_PROBLEM TO SOLVE_:
Pull out each line of the records holding the string "меня".

++++++++

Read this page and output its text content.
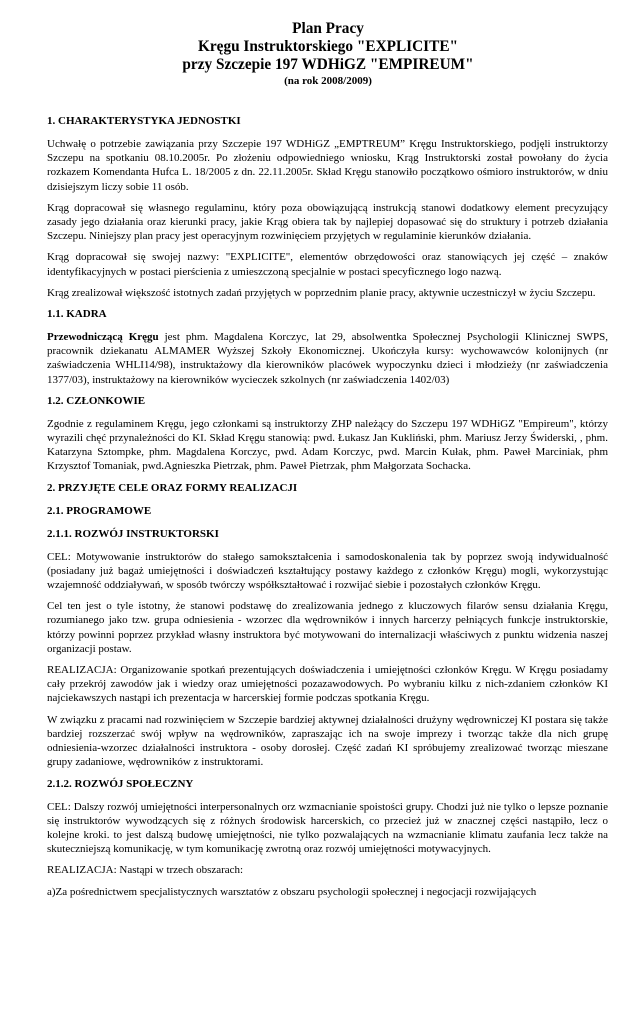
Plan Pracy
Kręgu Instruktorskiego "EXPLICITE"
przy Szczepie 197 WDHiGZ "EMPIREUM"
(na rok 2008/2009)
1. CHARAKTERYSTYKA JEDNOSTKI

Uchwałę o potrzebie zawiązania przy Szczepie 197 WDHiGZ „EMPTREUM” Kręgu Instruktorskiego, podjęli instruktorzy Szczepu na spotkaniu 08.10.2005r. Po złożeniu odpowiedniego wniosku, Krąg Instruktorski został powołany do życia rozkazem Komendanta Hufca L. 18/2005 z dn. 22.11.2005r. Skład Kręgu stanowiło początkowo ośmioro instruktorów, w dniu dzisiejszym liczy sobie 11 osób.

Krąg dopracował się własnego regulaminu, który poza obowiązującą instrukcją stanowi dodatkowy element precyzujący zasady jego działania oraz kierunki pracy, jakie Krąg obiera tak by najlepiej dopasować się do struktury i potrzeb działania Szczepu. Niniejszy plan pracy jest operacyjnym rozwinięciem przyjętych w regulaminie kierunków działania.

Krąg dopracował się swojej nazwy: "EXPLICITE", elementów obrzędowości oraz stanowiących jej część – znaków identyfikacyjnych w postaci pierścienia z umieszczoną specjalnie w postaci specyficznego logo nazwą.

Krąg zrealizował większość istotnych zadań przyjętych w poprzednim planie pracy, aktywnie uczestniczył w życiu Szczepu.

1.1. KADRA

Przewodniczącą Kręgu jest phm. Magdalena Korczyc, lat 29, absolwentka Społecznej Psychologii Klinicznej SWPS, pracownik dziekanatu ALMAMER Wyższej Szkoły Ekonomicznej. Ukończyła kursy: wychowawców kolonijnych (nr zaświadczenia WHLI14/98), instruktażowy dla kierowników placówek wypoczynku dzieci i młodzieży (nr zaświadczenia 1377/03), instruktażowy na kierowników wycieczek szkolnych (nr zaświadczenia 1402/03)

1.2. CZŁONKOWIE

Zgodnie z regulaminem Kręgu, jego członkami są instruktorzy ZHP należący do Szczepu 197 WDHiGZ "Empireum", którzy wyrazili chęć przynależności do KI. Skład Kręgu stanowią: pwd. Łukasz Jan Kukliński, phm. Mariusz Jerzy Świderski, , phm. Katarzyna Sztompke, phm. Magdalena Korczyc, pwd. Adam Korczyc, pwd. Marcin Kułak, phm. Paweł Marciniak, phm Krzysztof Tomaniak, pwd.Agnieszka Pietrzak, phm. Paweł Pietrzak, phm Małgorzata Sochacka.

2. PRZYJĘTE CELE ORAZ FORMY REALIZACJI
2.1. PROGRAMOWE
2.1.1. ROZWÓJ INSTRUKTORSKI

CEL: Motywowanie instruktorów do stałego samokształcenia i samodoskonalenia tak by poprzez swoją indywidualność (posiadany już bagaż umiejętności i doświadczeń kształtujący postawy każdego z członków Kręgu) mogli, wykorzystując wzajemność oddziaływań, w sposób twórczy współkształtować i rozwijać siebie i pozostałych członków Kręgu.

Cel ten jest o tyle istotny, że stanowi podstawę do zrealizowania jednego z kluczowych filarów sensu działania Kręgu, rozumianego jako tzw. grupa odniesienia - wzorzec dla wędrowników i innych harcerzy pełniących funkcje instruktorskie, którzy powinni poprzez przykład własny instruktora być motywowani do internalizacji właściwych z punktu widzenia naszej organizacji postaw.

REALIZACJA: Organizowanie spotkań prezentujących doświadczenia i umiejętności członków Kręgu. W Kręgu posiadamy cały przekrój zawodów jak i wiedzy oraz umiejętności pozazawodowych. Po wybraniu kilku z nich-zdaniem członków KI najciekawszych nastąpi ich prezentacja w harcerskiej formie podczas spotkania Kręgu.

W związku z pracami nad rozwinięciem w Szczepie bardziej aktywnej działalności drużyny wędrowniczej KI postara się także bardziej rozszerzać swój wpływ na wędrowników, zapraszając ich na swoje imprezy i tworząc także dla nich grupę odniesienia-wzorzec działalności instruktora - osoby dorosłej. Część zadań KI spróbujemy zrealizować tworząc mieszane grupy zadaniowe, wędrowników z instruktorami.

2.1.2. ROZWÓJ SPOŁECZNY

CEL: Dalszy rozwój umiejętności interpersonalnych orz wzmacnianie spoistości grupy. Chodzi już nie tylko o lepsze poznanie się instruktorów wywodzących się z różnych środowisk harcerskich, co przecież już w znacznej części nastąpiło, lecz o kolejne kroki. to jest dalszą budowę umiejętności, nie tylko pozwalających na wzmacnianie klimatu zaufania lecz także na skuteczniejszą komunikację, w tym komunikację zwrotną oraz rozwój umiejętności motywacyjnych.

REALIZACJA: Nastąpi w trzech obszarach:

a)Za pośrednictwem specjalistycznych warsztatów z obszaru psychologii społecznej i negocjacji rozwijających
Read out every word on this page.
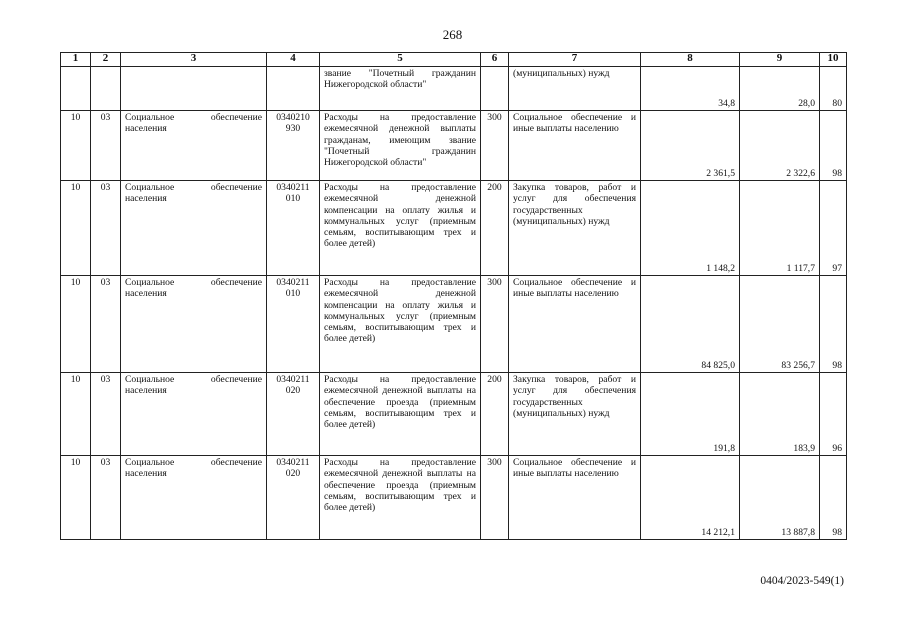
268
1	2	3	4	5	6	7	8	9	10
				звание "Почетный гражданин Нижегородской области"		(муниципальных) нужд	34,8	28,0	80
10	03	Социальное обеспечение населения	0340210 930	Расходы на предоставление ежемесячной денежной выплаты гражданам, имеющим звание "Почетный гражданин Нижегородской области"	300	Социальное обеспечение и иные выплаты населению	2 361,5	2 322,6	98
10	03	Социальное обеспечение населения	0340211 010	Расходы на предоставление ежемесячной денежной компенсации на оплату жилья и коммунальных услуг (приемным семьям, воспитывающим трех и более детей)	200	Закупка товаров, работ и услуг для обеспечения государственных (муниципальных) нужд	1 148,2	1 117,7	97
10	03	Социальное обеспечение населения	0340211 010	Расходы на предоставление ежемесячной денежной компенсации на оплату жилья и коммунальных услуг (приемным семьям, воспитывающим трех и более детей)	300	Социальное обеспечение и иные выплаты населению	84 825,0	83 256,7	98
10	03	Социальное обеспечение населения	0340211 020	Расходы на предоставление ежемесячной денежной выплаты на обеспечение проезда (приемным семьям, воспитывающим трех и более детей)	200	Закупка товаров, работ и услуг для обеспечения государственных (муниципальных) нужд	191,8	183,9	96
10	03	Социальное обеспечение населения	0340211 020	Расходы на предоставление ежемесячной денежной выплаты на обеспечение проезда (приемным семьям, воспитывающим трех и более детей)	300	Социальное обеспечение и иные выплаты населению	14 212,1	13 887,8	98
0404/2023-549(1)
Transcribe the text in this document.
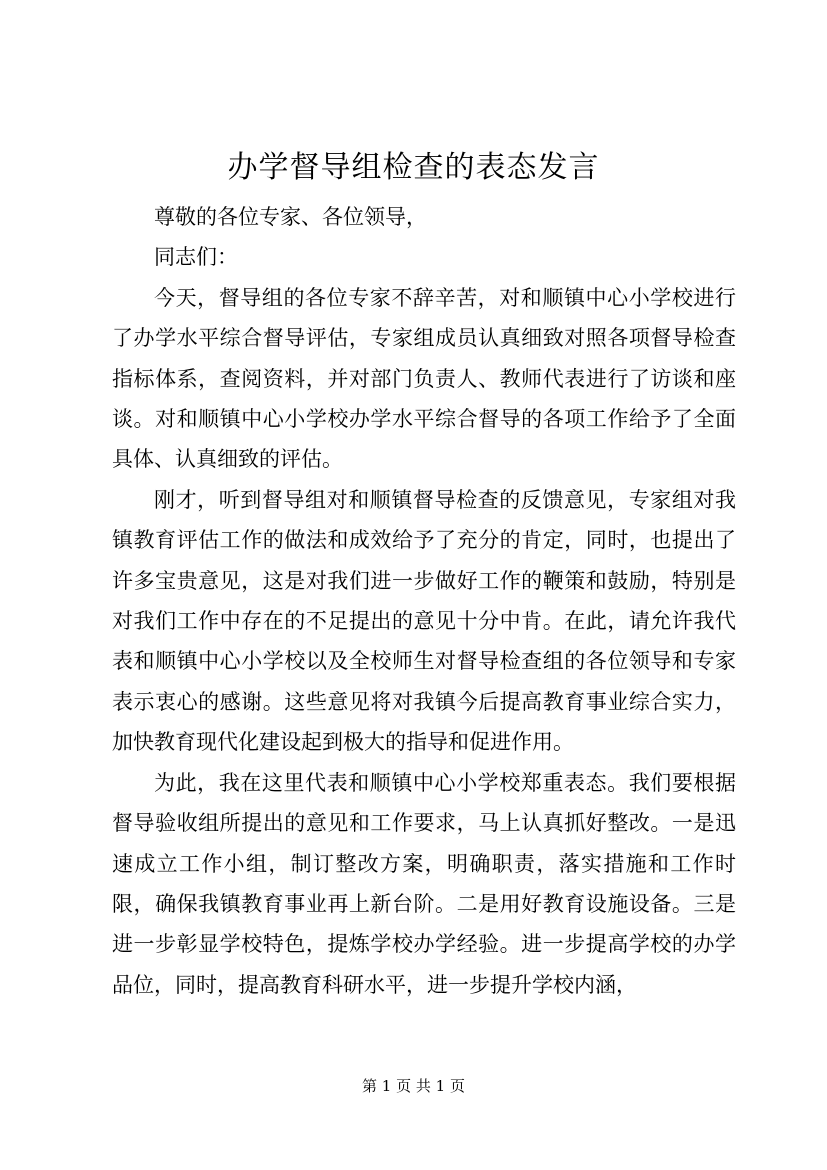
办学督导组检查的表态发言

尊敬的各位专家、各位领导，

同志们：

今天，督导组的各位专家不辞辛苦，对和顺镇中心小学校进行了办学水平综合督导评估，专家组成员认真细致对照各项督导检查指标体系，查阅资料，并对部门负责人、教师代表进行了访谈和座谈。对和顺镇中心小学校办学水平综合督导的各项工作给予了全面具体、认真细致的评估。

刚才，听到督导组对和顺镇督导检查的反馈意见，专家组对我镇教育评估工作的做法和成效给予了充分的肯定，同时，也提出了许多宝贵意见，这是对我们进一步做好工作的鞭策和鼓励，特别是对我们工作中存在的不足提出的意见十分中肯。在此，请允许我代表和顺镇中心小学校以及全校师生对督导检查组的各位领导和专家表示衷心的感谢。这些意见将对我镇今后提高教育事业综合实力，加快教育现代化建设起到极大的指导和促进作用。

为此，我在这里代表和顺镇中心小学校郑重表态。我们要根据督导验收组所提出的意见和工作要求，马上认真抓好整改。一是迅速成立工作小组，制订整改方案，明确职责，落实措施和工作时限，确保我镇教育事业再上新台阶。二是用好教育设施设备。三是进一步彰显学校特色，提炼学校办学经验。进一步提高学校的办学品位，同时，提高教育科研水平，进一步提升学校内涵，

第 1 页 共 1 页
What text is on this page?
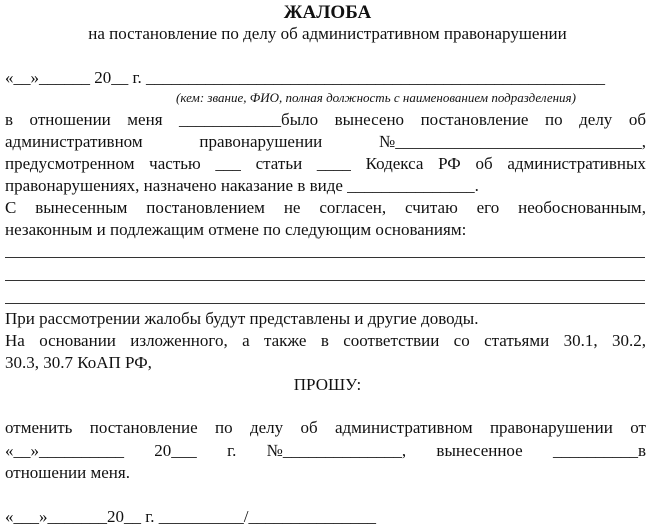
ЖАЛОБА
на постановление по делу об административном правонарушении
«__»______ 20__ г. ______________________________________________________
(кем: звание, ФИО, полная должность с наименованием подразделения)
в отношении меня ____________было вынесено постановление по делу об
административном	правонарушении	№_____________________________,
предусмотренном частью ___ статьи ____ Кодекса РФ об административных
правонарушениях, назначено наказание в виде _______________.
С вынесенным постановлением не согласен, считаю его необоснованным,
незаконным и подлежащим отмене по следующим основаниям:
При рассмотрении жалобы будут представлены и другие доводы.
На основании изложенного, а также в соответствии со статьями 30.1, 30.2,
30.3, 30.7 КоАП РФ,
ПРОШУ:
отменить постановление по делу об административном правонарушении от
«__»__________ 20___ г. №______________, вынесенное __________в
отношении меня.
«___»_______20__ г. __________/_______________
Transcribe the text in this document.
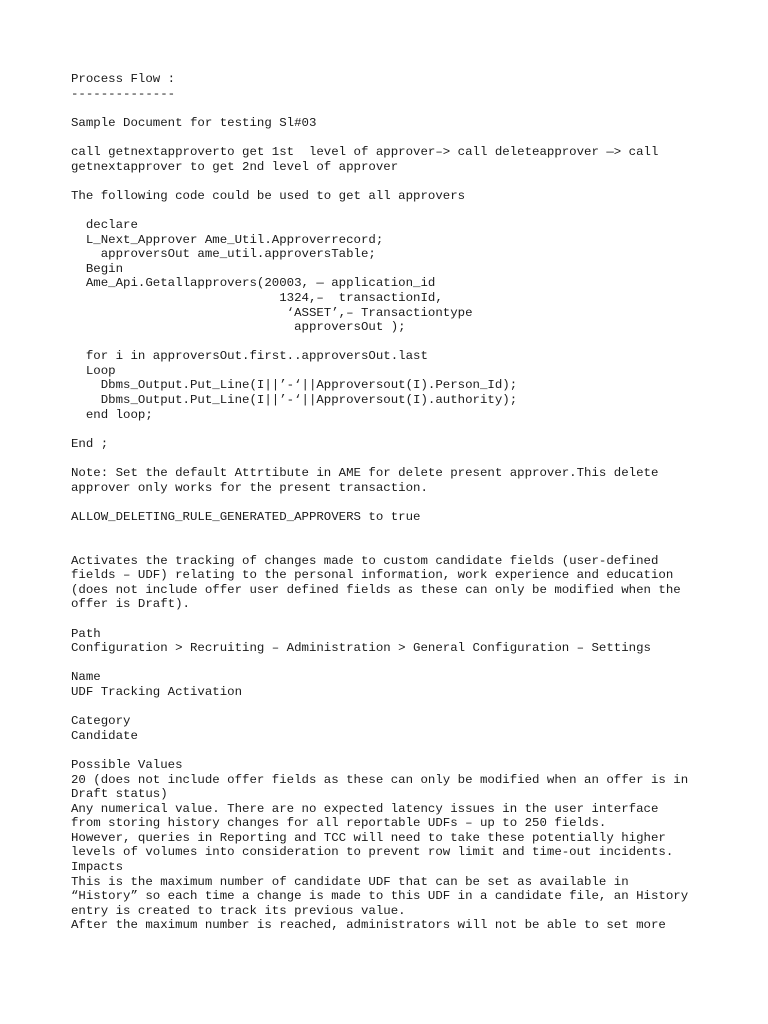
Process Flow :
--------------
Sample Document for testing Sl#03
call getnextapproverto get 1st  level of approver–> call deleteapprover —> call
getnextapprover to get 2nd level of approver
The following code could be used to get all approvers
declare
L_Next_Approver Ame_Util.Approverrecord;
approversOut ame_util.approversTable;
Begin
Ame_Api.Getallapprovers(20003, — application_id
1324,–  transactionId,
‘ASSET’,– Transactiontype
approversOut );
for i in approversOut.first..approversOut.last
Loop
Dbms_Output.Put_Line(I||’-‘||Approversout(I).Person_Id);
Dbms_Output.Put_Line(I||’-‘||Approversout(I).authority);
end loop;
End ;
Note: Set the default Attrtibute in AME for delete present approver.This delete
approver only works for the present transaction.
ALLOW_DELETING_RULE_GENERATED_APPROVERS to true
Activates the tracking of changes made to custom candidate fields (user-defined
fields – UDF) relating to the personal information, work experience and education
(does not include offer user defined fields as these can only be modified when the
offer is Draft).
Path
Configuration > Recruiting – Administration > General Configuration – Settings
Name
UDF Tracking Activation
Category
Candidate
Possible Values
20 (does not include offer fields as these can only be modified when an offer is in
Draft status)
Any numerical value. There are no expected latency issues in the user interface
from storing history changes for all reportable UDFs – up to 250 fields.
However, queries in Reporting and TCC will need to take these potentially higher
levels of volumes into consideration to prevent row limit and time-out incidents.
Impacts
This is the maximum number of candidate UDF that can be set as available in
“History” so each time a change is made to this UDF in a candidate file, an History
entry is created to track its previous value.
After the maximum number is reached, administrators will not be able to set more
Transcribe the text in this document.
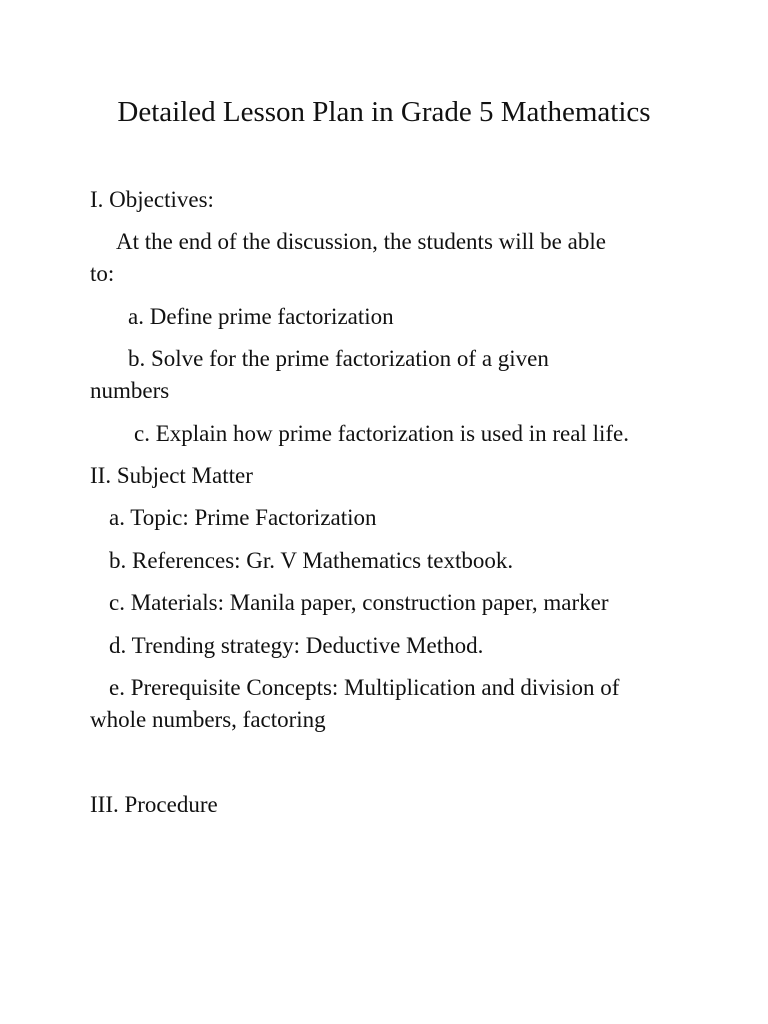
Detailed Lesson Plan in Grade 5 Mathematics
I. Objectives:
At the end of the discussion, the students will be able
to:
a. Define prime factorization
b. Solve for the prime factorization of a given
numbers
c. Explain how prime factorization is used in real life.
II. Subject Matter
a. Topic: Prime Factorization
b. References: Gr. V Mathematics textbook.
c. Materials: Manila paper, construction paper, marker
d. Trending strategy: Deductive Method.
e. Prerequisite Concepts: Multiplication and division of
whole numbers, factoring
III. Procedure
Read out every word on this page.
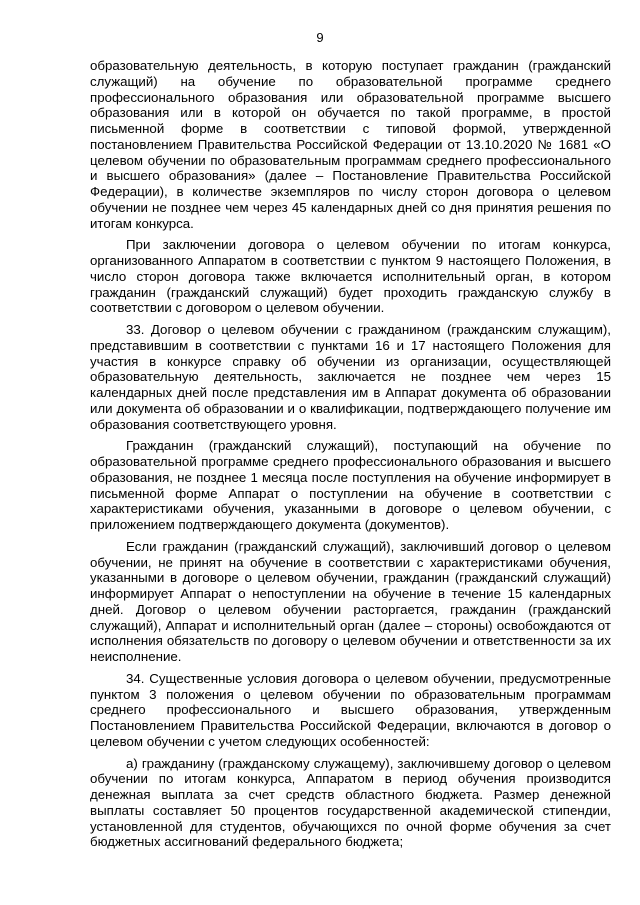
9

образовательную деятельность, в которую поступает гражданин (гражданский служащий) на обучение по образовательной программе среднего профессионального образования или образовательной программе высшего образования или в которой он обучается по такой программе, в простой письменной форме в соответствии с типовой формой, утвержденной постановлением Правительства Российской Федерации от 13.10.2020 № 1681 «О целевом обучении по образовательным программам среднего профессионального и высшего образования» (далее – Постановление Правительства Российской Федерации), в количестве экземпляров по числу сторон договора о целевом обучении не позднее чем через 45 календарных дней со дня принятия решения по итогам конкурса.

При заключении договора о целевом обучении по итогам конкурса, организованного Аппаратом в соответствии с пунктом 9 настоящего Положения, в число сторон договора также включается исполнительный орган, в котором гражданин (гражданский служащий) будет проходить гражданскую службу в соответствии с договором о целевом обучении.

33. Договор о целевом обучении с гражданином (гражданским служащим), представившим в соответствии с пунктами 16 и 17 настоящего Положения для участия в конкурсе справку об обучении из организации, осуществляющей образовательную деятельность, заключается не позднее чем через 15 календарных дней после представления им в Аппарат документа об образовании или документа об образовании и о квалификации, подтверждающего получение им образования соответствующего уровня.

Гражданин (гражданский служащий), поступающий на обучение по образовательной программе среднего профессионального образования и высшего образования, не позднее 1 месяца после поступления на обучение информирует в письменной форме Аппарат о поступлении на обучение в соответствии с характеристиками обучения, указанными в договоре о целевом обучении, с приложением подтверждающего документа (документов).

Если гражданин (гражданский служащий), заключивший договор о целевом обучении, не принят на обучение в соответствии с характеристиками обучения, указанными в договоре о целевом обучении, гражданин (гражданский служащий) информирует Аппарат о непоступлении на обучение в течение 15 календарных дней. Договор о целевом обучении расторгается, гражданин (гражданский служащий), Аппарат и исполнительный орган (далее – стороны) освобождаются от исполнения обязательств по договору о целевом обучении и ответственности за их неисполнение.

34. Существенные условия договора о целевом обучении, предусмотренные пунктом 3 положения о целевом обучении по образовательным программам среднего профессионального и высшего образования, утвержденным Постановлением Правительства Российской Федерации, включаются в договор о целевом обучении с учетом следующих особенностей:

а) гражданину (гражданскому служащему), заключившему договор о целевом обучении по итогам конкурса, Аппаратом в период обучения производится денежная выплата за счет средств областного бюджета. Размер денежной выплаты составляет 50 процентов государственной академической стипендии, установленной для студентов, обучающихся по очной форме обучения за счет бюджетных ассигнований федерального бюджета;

++++++++

_PROBLEM SOLUTION_:
в отношении меня ____________было вынесено постановление по делу об
отношении меня.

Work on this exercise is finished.